(Stored dataset items)
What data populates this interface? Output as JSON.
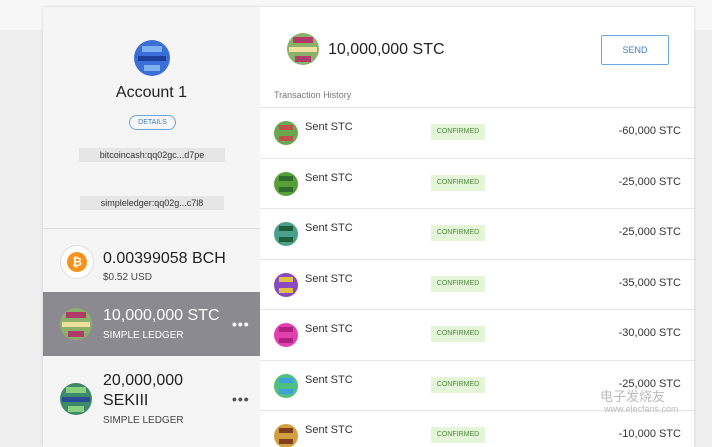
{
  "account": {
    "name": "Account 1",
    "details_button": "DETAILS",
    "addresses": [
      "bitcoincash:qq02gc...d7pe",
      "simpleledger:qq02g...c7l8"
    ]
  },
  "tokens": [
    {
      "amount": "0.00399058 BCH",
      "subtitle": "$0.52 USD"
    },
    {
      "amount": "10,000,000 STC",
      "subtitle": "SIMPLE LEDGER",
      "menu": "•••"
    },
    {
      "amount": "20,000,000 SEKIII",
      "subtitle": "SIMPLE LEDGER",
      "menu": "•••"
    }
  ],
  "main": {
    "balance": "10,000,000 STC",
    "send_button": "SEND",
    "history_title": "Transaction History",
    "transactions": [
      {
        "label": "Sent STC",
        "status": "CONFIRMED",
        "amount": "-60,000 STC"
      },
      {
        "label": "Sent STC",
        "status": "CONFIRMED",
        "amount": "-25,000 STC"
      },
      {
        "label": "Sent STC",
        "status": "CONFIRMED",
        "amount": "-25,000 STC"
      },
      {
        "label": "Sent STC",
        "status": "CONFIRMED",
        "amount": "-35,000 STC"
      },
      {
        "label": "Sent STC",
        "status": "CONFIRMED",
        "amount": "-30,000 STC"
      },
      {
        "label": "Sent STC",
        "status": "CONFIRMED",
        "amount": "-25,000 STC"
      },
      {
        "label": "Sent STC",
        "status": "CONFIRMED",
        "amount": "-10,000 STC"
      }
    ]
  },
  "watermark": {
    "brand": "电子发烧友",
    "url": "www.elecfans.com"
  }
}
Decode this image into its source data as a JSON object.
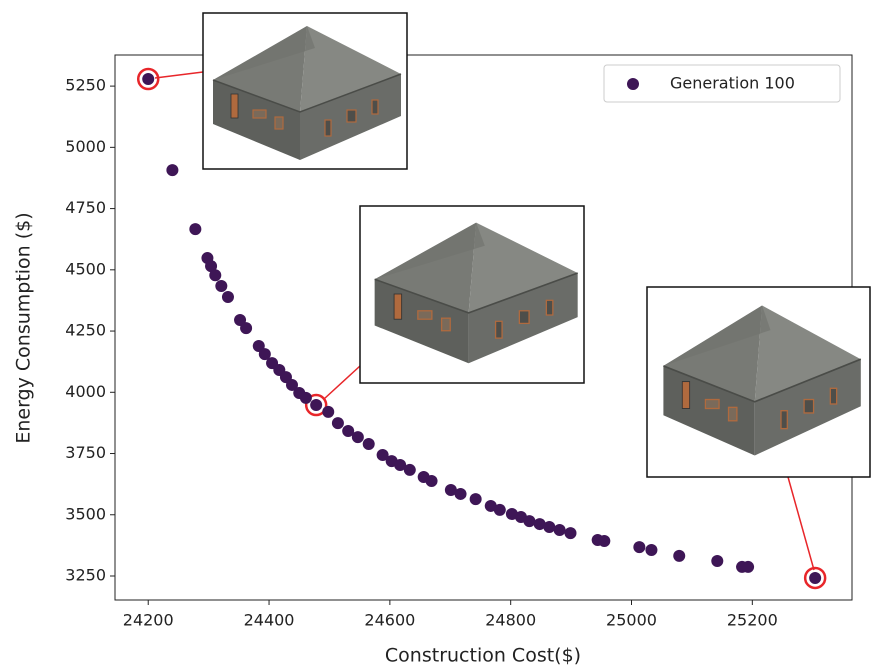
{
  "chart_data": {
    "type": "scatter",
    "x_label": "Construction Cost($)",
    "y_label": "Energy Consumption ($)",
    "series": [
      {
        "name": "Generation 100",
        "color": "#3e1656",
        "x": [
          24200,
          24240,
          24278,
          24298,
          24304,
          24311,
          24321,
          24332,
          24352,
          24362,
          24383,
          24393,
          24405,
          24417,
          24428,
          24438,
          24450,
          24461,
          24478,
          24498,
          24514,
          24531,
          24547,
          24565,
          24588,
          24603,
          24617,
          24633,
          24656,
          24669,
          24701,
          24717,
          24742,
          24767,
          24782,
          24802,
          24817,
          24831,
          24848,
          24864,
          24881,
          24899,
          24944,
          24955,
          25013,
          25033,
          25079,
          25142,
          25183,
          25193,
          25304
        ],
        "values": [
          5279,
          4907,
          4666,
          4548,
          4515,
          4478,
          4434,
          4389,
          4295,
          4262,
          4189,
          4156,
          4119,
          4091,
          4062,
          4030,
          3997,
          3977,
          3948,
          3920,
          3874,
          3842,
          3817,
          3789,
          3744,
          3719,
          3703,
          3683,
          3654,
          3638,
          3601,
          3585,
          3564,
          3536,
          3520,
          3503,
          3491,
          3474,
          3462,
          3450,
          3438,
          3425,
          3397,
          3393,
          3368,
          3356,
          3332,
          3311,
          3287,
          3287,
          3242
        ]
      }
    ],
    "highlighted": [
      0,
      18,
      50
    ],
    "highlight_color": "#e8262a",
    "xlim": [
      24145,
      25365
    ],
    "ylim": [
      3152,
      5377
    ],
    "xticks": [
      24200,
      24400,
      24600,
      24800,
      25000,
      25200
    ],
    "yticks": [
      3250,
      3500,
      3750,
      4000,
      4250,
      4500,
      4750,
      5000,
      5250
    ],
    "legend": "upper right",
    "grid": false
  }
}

PROBLEM STATEMENT:
Reproduce the material above in full, exactly, with no images.

EXERCISE OUTPUT:
What data populates this interface? Output as JSON.
{
  "account": {
    "name": "Account 1",
    "details_button": "DETAILS",
    "addresses": [
      "bitcoincash:qq02gc...d7pe",
      "simpleledger:qq02g...c7l8"
    ]
  },
  "tokens": [
    {
      "amount": "0.00399058 BCH",
      "subtitle": "$0.52 USD"
    },
    {
      "amount": "10,000,000 STC",
      "subtitle": "SIMPLE LEDGER",
      "menu": "•••"
    },
    {
      "amount": "20,000,000 SEKIII",
      "subtitle": "SIMPLE LEDGER",
      "menu": "•••"
    }
  ],
  "main": {
    "balance": "10,000,000 STC",
    "send_button": "SEND",
    "history_title": "Transaction History",
    "transactions": [
      {
        "label": "Sent STC",
        "status": "CONFIRMED",
        "amount": "-60,000 STC"
      },
      {
        "label": "Sent STC",
        "status": "CONFIRMED",
        "amount": "-25,000 STC"
      },
      {
        "label": "Sent STC",
        "status": "CONFIRMED",
        "amount": "-25,000 STC"
      },
      {
        "label": "Sent STC",
        "status": "CONFIRMED",
        "amount": "-35,000 STC"
      },
      {
        "label": "Sent STC",
        "status": "CONFIRMED",
        "amount": "-30,000 STC"
      },
      {
        "label": "Sent STC",
        "status": "CONFIRMED",
        "amount": "-25,000 STC"
      },
      {
        "label": "Sent STC",
        "status": "CONFIRMED",
        "amount": "-10,000 STC"
      }
    ]
  },
  "watermark": {
    "brand": "电子发烧友",
    "url": "www.elecfans.com"
  }
}
Decode this image into its source data as a JSON object.
{
  "chart_data": {
    "type": "scatter",
    "x_label": "Construction Cost($)",
    "y_label": "Energy Consumption ($)",
    "series": [
      {
        "name": "Generation 100",
        "color": "#3e1656",
        "x": [
          24200,
          24240,
          24278,
          24298,
          24304,
          24311,
          24321,
          24332,
          24352,
          24362,
          24383,
          24393,
          24405,
          24417,
          24428,
          24438,
          24450,
          24461,
          24478,
          24498,
          24514,
          24531,
          24547,
          24565,
          24588,
          24603,
          24617,
          24633,
          24656,
          24669,
          24701,
          24717,
          24742,
          24767,
          24782,
          24802,
          24817,
          24831,
          24848,
          24864,
          24881,
          24899,
          24944,
          24955,
          25013,
          25033,
          25079,
          25142,
          25183,
          25193,
          25304
        ],
        "values": [
          5279,
          4907,
          4666,
          4548,
          4515,
          4478,
          4434,
          4389,
          4295,
          4262,
          4189,
          4156,
          4119,
          4091,
          4062,
          4030,
          3997,
          3977,
          3948,
          3920,
          3874,
          3842,
          3817,
          3789,
          3744,
          3719,
          3703,
          3683,
          3654,
          3638,
          3601,
          3585,
          3564,
          3536,
          3520,
          3503,
          3491,
          3474,
          3462,
          3450,
          3438,
          3425,
          3397,
          3393,
          3368,
          3356,
          3332,
          3311,
          3287,
          3287,
          3242
        ]
      }
    ],
    "highlighted": [
      0,
      18,
      50
    ],
    "highlight_color": "#e8262a",
    "xlim": [
      24145,
      25365
    ],
    "ylim": [
      3152,
      5377
    ],
    "xticks": [
      24200,
      24400,
      24600,
      24800,
      25000,
      25200
    ],
    "yticks": [
      3250,
      3500,
      3750,
      4000,
      4250,
      4500,
      4750,
      5000,
      5250
    ],
    "legend": "upper right",
    "grid": false
  }
}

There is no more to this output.